═══ DATA ENTRIES

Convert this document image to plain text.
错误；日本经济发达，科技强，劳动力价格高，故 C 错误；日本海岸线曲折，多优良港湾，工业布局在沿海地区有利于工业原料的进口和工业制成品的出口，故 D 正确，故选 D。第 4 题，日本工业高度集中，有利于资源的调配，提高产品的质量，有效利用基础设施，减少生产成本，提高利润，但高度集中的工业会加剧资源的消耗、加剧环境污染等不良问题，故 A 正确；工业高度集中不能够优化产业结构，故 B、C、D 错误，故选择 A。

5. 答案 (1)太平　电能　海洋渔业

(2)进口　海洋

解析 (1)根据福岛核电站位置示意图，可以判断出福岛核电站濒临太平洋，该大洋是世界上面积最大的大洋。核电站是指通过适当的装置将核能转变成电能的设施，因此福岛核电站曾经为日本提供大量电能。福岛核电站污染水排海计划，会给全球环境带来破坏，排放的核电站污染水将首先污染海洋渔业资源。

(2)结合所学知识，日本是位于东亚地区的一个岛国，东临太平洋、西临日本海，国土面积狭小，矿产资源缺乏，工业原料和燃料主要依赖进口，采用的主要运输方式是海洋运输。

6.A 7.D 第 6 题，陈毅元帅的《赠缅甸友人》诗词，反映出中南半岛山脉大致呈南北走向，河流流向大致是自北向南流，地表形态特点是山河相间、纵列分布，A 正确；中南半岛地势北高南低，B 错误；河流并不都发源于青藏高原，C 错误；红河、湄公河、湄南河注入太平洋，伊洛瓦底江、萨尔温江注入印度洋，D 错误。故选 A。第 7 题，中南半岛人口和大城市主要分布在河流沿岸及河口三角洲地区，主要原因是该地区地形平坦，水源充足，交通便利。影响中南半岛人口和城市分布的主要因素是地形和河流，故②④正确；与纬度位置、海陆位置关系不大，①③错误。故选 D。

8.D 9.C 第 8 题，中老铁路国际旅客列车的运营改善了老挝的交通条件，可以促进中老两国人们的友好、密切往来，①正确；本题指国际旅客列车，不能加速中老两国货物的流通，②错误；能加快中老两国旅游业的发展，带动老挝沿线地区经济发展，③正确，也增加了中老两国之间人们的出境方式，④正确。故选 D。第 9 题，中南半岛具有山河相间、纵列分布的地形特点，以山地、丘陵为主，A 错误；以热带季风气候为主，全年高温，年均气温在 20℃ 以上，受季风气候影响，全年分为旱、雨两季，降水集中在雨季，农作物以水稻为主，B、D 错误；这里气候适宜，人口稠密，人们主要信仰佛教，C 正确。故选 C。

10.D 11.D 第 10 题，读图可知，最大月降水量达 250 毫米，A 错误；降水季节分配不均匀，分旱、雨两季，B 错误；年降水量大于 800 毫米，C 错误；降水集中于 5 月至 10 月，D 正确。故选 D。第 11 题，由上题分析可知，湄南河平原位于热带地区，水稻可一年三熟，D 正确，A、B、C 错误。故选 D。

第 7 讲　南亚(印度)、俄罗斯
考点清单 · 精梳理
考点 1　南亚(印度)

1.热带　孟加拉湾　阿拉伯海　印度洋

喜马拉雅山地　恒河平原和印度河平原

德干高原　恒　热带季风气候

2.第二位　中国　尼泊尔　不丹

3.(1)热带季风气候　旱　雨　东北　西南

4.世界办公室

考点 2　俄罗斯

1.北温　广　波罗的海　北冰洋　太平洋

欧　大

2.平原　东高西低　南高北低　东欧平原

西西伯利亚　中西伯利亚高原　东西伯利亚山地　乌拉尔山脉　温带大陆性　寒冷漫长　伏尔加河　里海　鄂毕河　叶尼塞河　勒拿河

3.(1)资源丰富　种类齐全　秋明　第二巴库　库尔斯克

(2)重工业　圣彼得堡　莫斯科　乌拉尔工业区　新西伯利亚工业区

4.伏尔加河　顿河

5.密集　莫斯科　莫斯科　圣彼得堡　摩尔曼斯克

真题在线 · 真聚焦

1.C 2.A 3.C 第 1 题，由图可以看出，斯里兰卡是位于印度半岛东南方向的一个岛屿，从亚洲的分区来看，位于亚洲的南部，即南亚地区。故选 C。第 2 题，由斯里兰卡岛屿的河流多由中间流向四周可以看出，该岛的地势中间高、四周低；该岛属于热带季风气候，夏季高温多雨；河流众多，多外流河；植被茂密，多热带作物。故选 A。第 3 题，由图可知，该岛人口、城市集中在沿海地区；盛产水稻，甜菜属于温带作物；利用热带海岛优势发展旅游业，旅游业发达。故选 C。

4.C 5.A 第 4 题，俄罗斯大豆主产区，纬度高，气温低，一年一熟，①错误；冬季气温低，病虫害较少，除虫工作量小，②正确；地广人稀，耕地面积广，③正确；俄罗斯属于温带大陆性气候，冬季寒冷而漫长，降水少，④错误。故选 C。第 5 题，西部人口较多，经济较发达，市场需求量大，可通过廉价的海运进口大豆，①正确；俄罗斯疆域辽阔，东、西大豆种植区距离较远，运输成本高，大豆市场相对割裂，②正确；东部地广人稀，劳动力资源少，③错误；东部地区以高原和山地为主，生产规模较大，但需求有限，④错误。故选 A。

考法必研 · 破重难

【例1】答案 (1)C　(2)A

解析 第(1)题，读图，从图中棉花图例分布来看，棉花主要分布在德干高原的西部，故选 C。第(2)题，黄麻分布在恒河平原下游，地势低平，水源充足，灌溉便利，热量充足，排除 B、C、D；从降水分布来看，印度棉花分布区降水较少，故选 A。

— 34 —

══════

AIM:
Copy every line in the records above that contains the word "圣彼得堡".

WRITTEN ANSWER:
(2)重工业　圣彼得堡　莫斯科　乌拉尔工业区　新西伯利亚工业区
5.密集　莫斯科　莫斯科　圣彼得堡　摩尔曼斯克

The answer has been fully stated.